**TEXT EXTRACT**.
++++++

Definition Of Testing And Test Cases

Published Date: 02 Nov 2017

Introduction

In this lecture we present software testing, test cases, debugging and review techniques. The lecture is organized as follows: Section two presents test cases. Section three presents debugging and section 4 presents review techniques.

Learning Outcomes

Be familiar with the types, advantages, and disadvantages of software testing.

Be familiar with the purpose and functionality of debugging.

Be familiar with review techniques.

19.0 Introduction

Test cases are the specific inputs and procedures that the programmer/software tester follows when he tests the software. They are the sequence of tests/test suites that are executed to test the software system.

Debugging is the process of identifying and rectifying errors and bugs in a software system in order to make it perform in the desired way.

Review techniques are methods used to detect defects in systems and products. Review techniques process maintains the quality of the product by reviewing its deliverables during development.

19.1 Test Cases

This section describes software testing and test cases, their definition, usage, objectives, design, types, and classification.

19.1.1 Definition of Testing and Test Cases

Testing is defined as the process of evaluating a system or its component(s) by manual or automated means to verify that it satisfies specified requirements, or to identify differences between expected and actual results. Testing aims to finding errors in the system under test. Testing is used to assess and evaluate the quality of the system.

Software testing examines a system or a software application under controlled conditions. It intentionally makes things go wrong (injects faults) when they should not. It can be described as a search for mistakes/errors in the system in order to rectify them and redevelop the system, and make it error free.

Objectives of software testing include the following:

Validate and verify that a software system or product meet the requirements that guided its design and development

Validate and verify that a software system or product works as expected; and

Validate and verify that a software system or product can be implemented with the same characteristics.

Test cases are the specific inputs and procedures that the programmer/software tester follows when he tests the software. They are the sequence of tests that are executed to test the software system. A test case is a collection of conditions that the software goes through in order to see if it is functioning the way it should be or not. Once the software has gone through these conditions, the software outputs/interactions are compared to the pre-defined user requirements and use cases. This determines if the software has passed or failed.

In order to be fully checked and deliver the desired requirements, the software will need to pass a number of test cases. Test cases are also known as test scripts, especially when they have been written. These test scripts are then put together into test suites.

In software engineering IEEE standard 610 defines test case as follows:

"A set of test inputs, execution conditions, and expected results developed for a particular objective, such as to exercise a particular program path or to verify compliance with a specific requirement".

"Documentation specifying inputs, predicted results, and a set of execution conditions for a test item".

Objectives of test cases are to find bugs in the software system that is being tested and get these bugs fixed. Test cases show the presence of bugs, but never to show their absence. If the results delivered by the system are different from the expected ones in just one case, then this shows that the system is incorrect. In opposite, a correct behavior of the system on a finite number of cases does not guarantee the correctness in the general case.

++++++

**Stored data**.
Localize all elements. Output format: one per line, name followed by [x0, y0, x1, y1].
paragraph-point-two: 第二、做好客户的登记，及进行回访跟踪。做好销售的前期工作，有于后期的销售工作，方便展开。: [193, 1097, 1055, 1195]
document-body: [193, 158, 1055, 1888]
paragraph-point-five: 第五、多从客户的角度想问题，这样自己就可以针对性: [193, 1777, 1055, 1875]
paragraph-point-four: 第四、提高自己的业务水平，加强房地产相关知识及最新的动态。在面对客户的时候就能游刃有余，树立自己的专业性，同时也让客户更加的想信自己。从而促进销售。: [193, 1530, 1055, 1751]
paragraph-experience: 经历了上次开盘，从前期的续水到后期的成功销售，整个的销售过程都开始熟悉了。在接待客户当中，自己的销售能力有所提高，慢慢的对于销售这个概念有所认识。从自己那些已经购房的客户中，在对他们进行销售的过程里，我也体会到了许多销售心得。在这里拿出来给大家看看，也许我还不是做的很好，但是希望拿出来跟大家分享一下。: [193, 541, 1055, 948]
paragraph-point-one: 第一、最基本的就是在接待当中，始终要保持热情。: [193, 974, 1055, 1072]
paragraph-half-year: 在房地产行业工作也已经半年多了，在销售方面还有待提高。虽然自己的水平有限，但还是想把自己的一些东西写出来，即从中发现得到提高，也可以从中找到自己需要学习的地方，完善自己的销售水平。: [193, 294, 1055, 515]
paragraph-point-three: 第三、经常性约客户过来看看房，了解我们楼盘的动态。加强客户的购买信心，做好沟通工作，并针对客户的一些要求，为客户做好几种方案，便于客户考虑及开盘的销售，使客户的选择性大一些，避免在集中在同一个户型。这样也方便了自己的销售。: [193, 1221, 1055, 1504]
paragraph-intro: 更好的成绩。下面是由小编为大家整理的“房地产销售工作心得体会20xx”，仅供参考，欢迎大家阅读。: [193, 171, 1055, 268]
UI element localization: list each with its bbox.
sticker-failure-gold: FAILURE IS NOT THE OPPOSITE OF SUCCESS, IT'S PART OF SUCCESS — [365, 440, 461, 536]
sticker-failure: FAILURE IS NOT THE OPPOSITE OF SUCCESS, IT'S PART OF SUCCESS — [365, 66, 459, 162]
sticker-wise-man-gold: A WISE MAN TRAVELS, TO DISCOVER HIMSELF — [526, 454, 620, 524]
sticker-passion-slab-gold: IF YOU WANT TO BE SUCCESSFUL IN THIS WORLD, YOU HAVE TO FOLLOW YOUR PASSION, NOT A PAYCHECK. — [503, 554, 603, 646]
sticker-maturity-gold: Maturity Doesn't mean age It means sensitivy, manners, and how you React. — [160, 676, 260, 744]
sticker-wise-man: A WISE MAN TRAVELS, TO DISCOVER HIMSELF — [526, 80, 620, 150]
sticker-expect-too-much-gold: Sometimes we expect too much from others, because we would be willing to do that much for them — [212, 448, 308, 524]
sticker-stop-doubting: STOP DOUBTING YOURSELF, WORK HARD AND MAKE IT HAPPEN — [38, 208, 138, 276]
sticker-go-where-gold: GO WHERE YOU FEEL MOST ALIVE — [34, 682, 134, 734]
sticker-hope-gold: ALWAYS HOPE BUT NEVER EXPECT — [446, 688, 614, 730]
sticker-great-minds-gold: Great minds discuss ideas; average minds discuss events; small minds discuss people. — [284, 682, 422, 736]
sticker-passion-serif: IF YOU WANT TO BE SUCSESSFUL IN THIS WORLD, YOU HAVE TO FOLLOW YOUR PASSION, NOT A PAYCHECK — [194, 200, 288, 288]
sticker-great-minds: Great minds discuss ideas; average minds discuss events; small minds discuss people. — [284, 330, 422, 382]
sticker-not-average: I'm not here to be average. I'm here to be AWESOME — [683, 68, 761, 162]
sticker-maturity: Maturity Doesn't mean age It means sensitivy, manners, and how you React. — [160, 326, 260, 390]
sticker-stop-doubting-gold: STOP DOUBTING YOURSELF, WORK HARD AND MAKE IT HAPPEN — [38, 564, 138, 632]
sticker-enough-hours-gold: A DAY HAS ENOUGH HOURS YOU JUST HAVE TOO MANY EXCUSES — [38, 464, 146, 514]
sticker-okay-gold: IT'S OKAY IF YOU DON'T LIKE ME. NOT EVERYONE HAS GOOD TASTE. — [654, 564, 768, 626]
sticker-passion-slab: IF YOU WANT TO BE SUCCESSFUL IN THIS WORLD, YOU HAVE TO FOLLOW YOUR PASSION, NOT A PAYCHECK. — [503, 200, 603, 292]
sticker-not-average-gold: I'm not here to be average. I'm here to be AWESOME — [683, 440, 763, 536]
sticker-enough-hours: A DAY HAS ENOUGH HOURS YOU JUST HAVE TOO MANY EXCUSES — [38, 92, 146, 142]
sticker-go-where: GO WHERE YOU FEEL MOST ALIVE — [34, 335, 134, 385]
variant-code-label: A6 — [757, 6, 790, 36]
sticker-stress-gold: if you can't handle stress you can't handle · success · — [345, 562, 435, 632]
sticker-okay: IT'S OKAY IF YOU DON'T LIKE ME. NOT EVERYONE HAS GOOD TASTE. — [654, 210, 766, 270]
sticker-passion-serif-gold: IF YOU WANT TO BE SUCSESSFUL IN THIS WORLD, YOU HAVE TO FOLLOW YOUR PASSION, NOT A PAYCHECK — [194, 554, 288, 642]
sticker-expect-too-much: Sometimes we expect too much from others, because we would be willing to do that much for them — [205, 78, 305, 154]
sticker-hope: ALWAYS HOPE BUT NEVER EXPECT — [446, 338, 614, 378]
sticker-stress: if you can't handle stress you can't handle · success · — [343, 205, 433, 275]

++++++

**TASKS TO COMPLETE**.
(A) In the lecture on software testing, what other name is given to test cases once they have been written?
(B) Extend the lecture on software testing, picking up after its last sentence.

**RESULTS OF THE EXERCISE**.
(A) Test scripts.

(B)
Advantages of test cases include:

They can avoid or minimize unnecessary debugging.

Errors and bugs can be identified and fully rectified.

19.1.2 Documentation of Test Cases

A test can be described as a document that illustrates an input of some sort, something happening as a result, and an expected result in order to distinguish if a system or part of a system is functioning the way it should be.

Information about a test case could include the following:

ID

Description

Writer (of test case)

Associated requirement(s)

Category

Is the test case automated?

Predicted result(s) and actual result(s)

Extra fields to be completed once the test is finished in order to record if the software passed or failed

Additional comments

A formal written test case document consists of three parts:

Information: General information about the test case, such as author of test case, test case ID & name and a short description of the purpose of the test case.

Activity: The activity part of the test document contains the input data that is used for the testing, when this data is inserted and the various steps the tester needs to carry out in the duration of the testing.

Results: This includes the anticipated and actual results of the testing.

Test cases could be formal or informal.

Formal test cases: Formal text cases make use of a known input and an anticipated or expected output, which is identified before the test is carried out. For all of the pre-defined system requirements to be tested and met, a minimum of two test cases are carried out for each requirement; a positive test case and a negative one.

Informal test cases: Some systems or software being developed may not have any formal requirements. In this case, test cases are written on the basis of a similar working system or part of a system that is being tested.

The results of the test cases may be documented and presented using an Office package such as Microsoft Office which contains spreadsheets, databases, and word documents.

19.1.3 Designing Test Cases

In order for test cases to produce accurate results, the design of them has to be carried out by someone who has an in-depth knowledge of the system being tested in order to fully inspect.

A test case should include the following information:

Objective of test.

Pre-defined system requirements.

An explanation on how the tests are carried out.

Predicted results

19.2 Static and Dynamic Software Testing

Software testing is classified base on the time of implementing testing into static testing and dynamic testing.

Static testing: Static testing is usually done before completing coding. Static testing can be omitted in practice.

Static software testing approaches include:

Reviews

walkthroughs, or

inspections

Dynamic testing: Dynamic testing involves testing pieces of code under a conditioned test case(s). The whole software (code) can be tested but it is most common that small parts of the system are tested before the full system is fully developed.

19.3 Software Testing Types

Software testing could be done using different techniques or methods. In the following we present some of these methods.

Black box testing: Black box testing is concerned with the functionality of the system or part of system that is being tested. It tests if the functionality and results produced meet the requirements. This type of testing is not concerned with inside of the system, in other words, the coding/programming.

White box testing: Unlike black box testing, white box testing focuses on the coding of the system and requires a good understanding of the programming that has been used. The testing is conducted on the actual code.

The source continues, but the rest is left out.